WHAT TO DO → In your copy, reproduce the entries exactly as they are, minus the images.

*** INPUT

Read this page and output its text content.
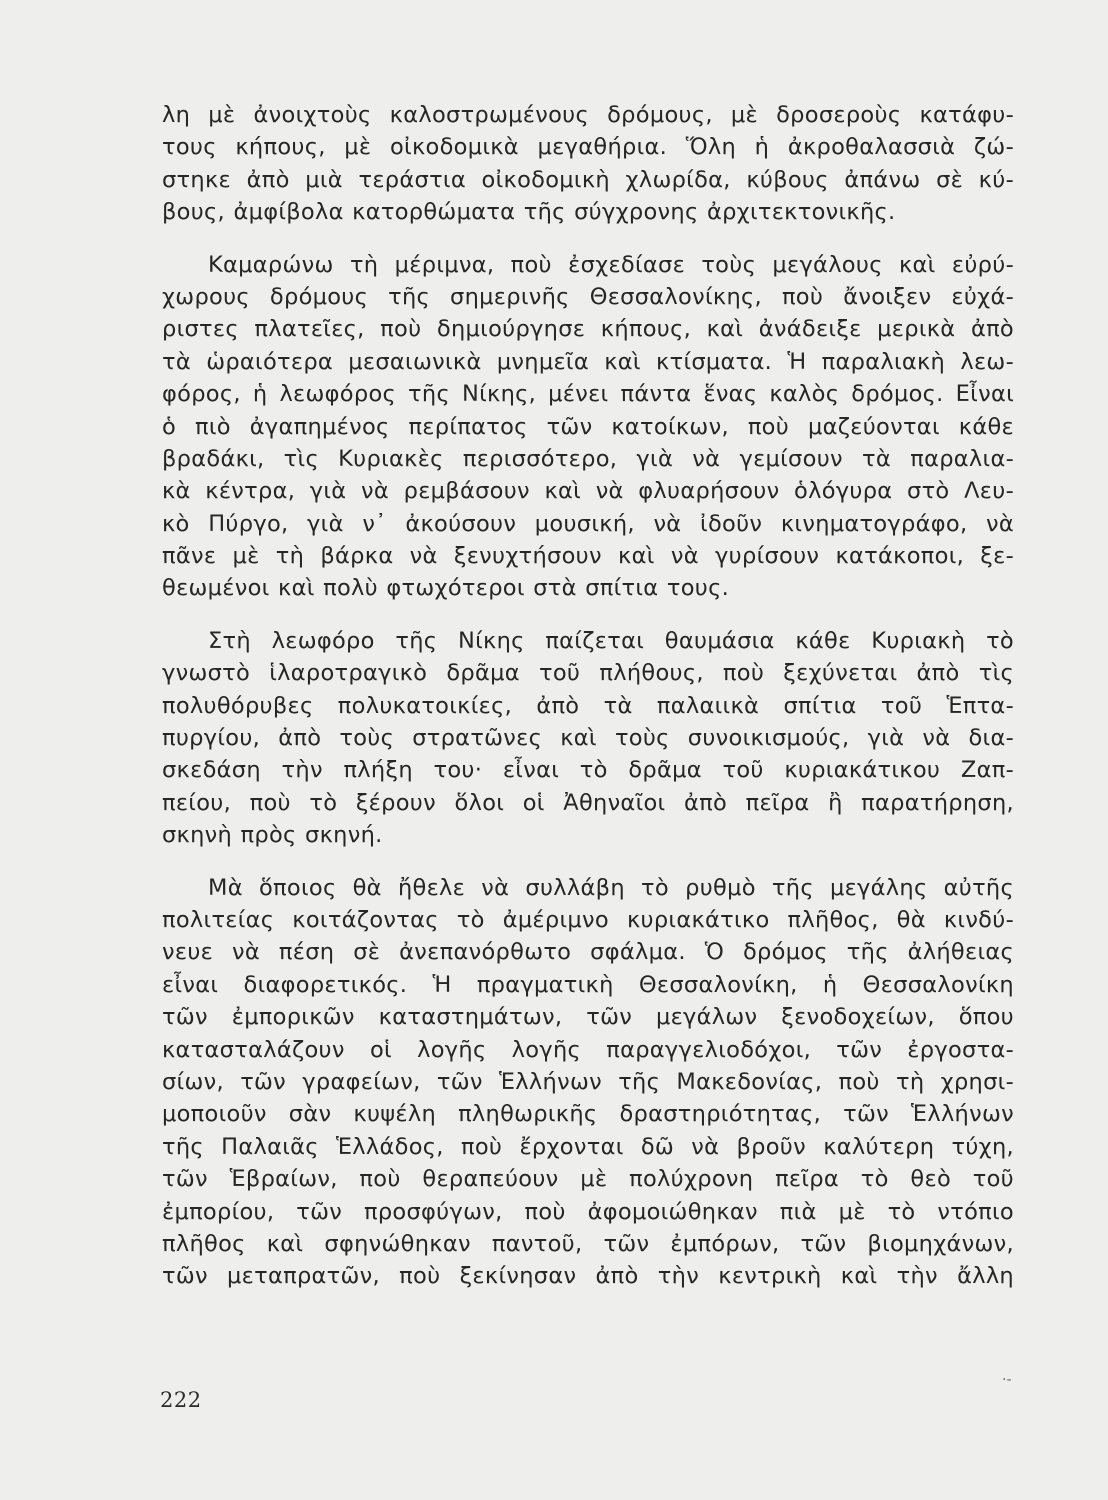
λη μὲ ἀνοιχτοὺς καλοστρωμένους δρόμους, μὲ δροσεροὺς κατάφυ-
τους κήπους, μὲ οἰκοδομικὰ μεγαθήρια. Ὅλη ἡ ἀκροθαλασσιὰ ζώ-
στηκε ἀπὸ μιὰ τεράστια οἰκοδομικὴ χλωρίδα, κύβους ἀπάνω σὲ κύ-
βους, ἀμφίβολα κατορθώματα τῆς σύγχρονης ἀρχιτεκτονικῆς.
Καμαρώνω τὴ μέριμνα, ποὺ ἐσχεδίασε τοὺς μεγάλους καὶ εὐρύ-
χωρους δρόμους τῆς σημερινῆς Θεσσαλονίκης, ποὺ ἄνοιξεν εὐχά-
ριστες πλατεῖες, ποὺ δημιούργησε κήπους, καὶ ἀνάδειξε μερικὰ ἀπὸ
τὰ ὡραιότερα μεσαιωνικὰ μνημεῖα καὶ κτίσματα. Ἡ παραλιακὴ λεω-
φόρος, ἡ λεωφόρος τῆς Νίκης, μένει πάντα ἕνας καλὸς δρόμος. Εἶναι
ὁ πιὸ ἀγαπημένος περίπατος τῶν κατοίκων, ποὺ μαζεύονται κάθε
βραδάκι, τὶς Κυριακὲς περισσότερο, γιὰ νὰ γεμίσουν τὰ παραλια-
κὰ κέντρα, γιὰ νὰ ρεμβάσουν καὶ νὰ φλυαρήσουν ὁλόγυρα στὸ Λευ-
κὸ Πύργο, γιὰ ν᾽ ἀκούσουν μουσική, νὰ ἰδοῦν κινηματογράφο, νὰ
πᾶνε μὲ τὴ βάρκα νὰ ξενυχτήσουν καὶ νὰ γυρίσουν κατάκοποι, ξε-
θεωμένοι καὶ πολὺ φτωχότεροι στὰ σπίτια τους.
Στὴ λεωφόρο τῆς Νίκης παίζεται θαυμάσια κάθε Κυριακὴ τὸ
γνωστὸ ἱλαροτραγικὸ δρᾶμα τοῦ πλήθους, ποὺ ξεχύνεται ἀπὸ τὶς
πολυθόρυβες πολυκατοικίες, ἀπὸ τὰ παλαιικὰ σπίτια τοῦ Ἑπτα-
πυργίου, ἀπὸ τοὺς στρατῶνες καὶ τοὺς συνοικισμούς, γιὰ νὰ δια-
σκεδάση τὴν πλήξη του· εἶναι τὸ δρᾶμα τοῦ κυριακάτικου Ζαπ-
πείου, ποὺ τὸ ξέρουν ὅλοι οἱ Ἀθηναῖοι ἀπὸ πεῖρα ἢ παρατήρηση,
σκηνὴ πρὸς σκηνή.
Μὰ ὅποιος θὰ ἤθελε νὰ συλλάβη τὸ ρυθμὸ τῆς μεγάλης αὐτῆς
πολιτείας κοιτάζοντας τὸ ἀμέριμνο κυριακάτικο πλῆθος, θὰ κινδύ-
νευε νὰ πέση σὲ ἀνεπανόρθωτο σφάλμα. Ὁ δρόμος τῆς ἀλήθειας
εἶναι διαφορετικός. Ἡ πραγματικὴ Θεσσαλονίκη, ἡ Θεσσαλονίκη
τῶν ἐμπορικῶν καταστημάτων, τῶν μεγάλων ξενοδοχείων, ὅπου
κατασταλάζουν οἱ λογῆς λογῆς παραγγελιοδόχοι, τῶν ἐργοστα-
σίων, τῶν γραφείων, τῶν Ἑλλήνων τῆς Μακεδονίας, ποὺ τὴ χρησι-
μοποιοῦν σὰν κυψέλη πληθωρικῆς δραστηριότητας, τῶν Ἑλλήνων
τῆς Παλαιᾶς Ἑλλάδος, ποὺ ἔρχονται δῶ νὰ βροῦν καλύτερη τύχη,
τῶν Ἑβραίων, ποὺ θεραπεύουν μὲ πολύχρονη πεῖρα τὸ θεὸ τοῦ
ἐμπορίου, τῶν προσφύγων, ποὺ ἀφομοιώθηκαν πιὰ μὲ τὸ ντόπιο
πλῆθος καὶ σφηνώθηκαν παντοῦ, τῶν ἐμπόρων, τῶν βιομηχάνων,
τῶν μεταπρατῶν, ποὺ ξεκίνησαν ἀπὸ τὴν κεντρικὴ καὶ τὴν ἄλλη
·-
222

******

FINAL RESULT →
Read this page and output its text content.
λη μὲ ἀνοιχτοὺς καλοστρωμένους δρόμους, μὲ δροσεροὺς κατάφυ-
τους κήπους, μὲ οἰκοδομικὰ μεγαθήρια. Ὅλη ἡ ἀκροθαλασσιὰ ζώ-
στηκε ἀπὸ μιὰ τεράστια οἰκοδομικὴ χλωρίδα, κύβους ἀπάνω σὲ κύ-
βους, ἀμφίβολα κατορθώματα τῆς σύγχρονης ἀρχιτεκτονικῆς.
Καμαρώνω τὴ μέριμνα, ποὺ ἐσχεδίασε τοὺς μεγάλους καὶ εὐρύ-
χωρους δρόμους τῆς σημερινῆς Θεσσαλονίκης, ποὺ ἄνοιξεν εὐχά-
ριστες πλατεῖες, ποὺ δημιούργησε κήπους, καὶ ἀνάδειξε μερικὰ ἀπὸ
τὰ ὡραιότερα μεσαιωνικὰ μνημεῖα καὶ κτίσματα. Ἡ παραλιακὴ λεω-
φόρος, ἡ λεωφόρος τῆς Νίκης, μένει πάντα ἕνας καλὸς δρόμος. Εἶναι
ὁ πιὸ ἀγαπημένος περίπατος τῶν κατοίκων, ποὺ μαζεύονται κάθε
βραδάκι, τὶς Κυριακὲς περισσότερο, γιὰ νὰ γεμίσουν τὰ παραλια-
κὰ κέντρα, γιὰ νὰ ρεμβάσουν καὶ νὰ φλυαρήσουν ὁλόγυρα στὸ Λευ-
κὸ Πύργο, γιὰ ν᾽ ἀκούσουν μουσική, νὰ ἰδοῦν κινηματογράφο, νὰ
πᾶνε μὲ τὴ βάρκα νὰ ξενυχτήσουν καὶ νὰ γυρίσουν κατάκοποι, ξε-
θεωμένοι καὶ πολὺ φτωχότεροι στὰ σπίτια τους.
Στὴ λεωφόρο τῆς Νίκης παίζεται θαυμάσια κάθε Κυριακὴ τὸ
γνωστὸ ἱλαροτραγικὸ δρᾶμα τοῦ πλήθους, ποὺ ξεχύνεται ἀπὸ τὶς
πολυθόρυβες πολυκατοικίες, ἀπὸ τὰ παλαιικὰ σπίτια τοῦ Ἑπτα-
πυργίου, ἀπὸ τοὺς στρατῶνες καὶ τοὺς συνοικισμούς, γιὰ νὰ δια-
σκεδάση τὴν πλήξη του· εἶναι τὸ δρᾶμα τοῦ κυριακάτικου Ζαπ-
πείου, ποὺ τὸ ξέρουν ὅλοι οἱ Ἀθηναῖοι ἀπὸ πεῖρα ἢ παρατήρηση,
σκηνὴ πρὸς σκηνή.
Μὰ ὅποιος θὰ ἤθελε νὰ συλλάβη τὸ ρυθμὸ τῆς μεγάλης αὐτῆς
πολιτείας κοιτάζοντας τὸ ἀμέριμνο κυριακάτικο πλῆθος, θὰ κινδύ-
νευε νὰ πέση σὲ ἀνεπανόρθωτο σφάλμα. Ὁ δρόμος τῆς ἀλήθειας
εἶναι διαφορετικός. Ἡ πραγματικὴ Θεσσαλονίκη, ἡ Θεσσαλονίκη
τῶν ἐμπορικῶν καταστημάτων, τῶν μεγάλων ξενοδοχείων, ὅπου
κατασταλάζουν οἱ λογῆς λογῆς παραγγελιοδόχοι, τῶν ἐργοστα-
σίων, τῶν γραφείων, τῶν Ἑλλήνων τῆς Μακεδονίας, ποὺ τὴ χρησι-
μοποιοῦν σὰν κυψέλη πληθωρικῆς δραστηριότητας, τῶν Ἑλλήνων
τῆς Παλαιᾶς Ἑλλάδος, ποὺ ἔρχονται δῶ νὰ βροῦν καλύτερη τύχη,
τῶν Ἑβραίων, ποὺ θεραπεύουν μὲ πολύχρονη πεῖρα τὸ θεὸ τοῦ
ἐμπορίου, τῶν προσφύγων, ποὺ ἀφομοιώθηκαν πιὰ μὲ τὸ ντόπιο
πλῆθος καὶ σφηνώθηκαν παντοῦ, τῶν ἐμπόρων, τῶν βιομηχάνων,
τῶν μεταπρατῶν, ποὺ ξεκίνησαν ἀπὸ τὴν κεντρικὴ καὶ τὴν ἄλλη
·-
222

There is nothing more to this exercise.